Recast each line of the records below as an item in a numbered list. Skip blank lines and leave out the pictures.

···

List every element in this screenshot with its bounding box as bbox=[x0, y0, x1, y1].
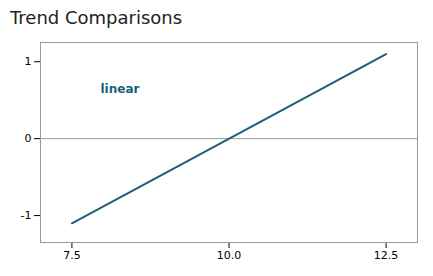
svg-text:linear: linear bbox=[101, 82, 140, 96]
svg-text:10.0: 10.0 bbox=[217, 249, 242, 262]
svg-text:-1: -1 bbox=[21, 209, 32, 222]
svg-text:1: 1 bbox=[25, 55, 32, 68]
svg-text:7.5: 7.5 bbox=[63, 249, 81, 262]
svg-text:12.5: 12.5 bbox=[374, 249, 399, 262]
svg-text:0: 0 bbox=[25, 132, 32, 145]
html-text:Trend Comparisons: Trend Comparisons bbox=[10, 7, 183, 28]
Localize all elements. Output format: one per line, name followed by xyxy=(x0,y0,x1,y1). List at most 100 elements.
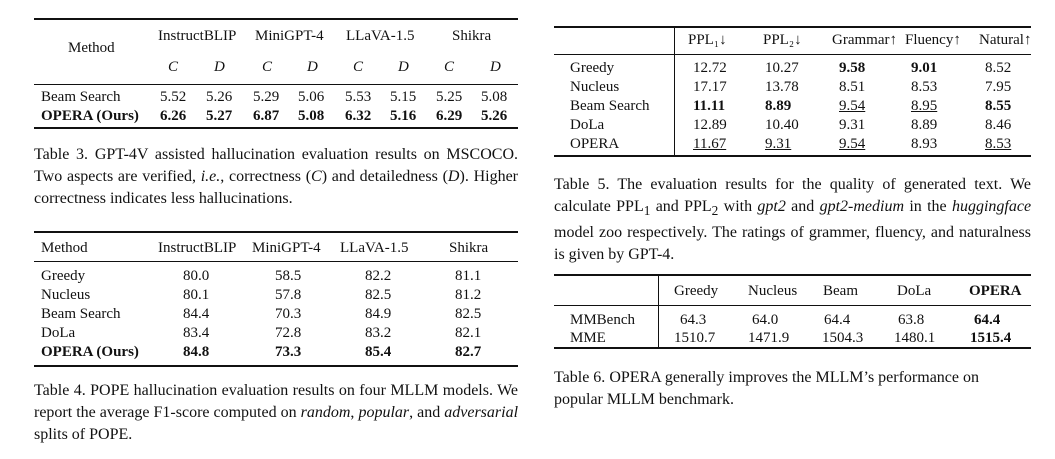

···

(Finished task):
1. List every element in this screenshot with its bounding box as bbox=[x0, y0, x1, y1].
2. svg-text:linear: linear bbox=[101, 82, 140, 96]
3. svg-text:10.0: 10.0 bbox=[217, 249, 242, 262]
4. svg-text:-1: -1 bbox=[21, 209, 32, 222]
5. svg-text:1: 1 bbox=[25, 55, 32, 68]
6. svg-text:7.5: 7.5 bbox=[63, 249, 81, 262]
7. svg-text:12.5: 12.5 bbox=[374, 249, 399, 262]
8. svg-text:0: 0 bbox=[25, 132, 32, 145]
9. html-text:Trend Comparisons: Trend Comparisons bbox=[10, 7, 183, 28]
10. Localize all elements. Output format: one per line, name followed by xyxy=(x0,y0,x1,y1). List at most 100 elements.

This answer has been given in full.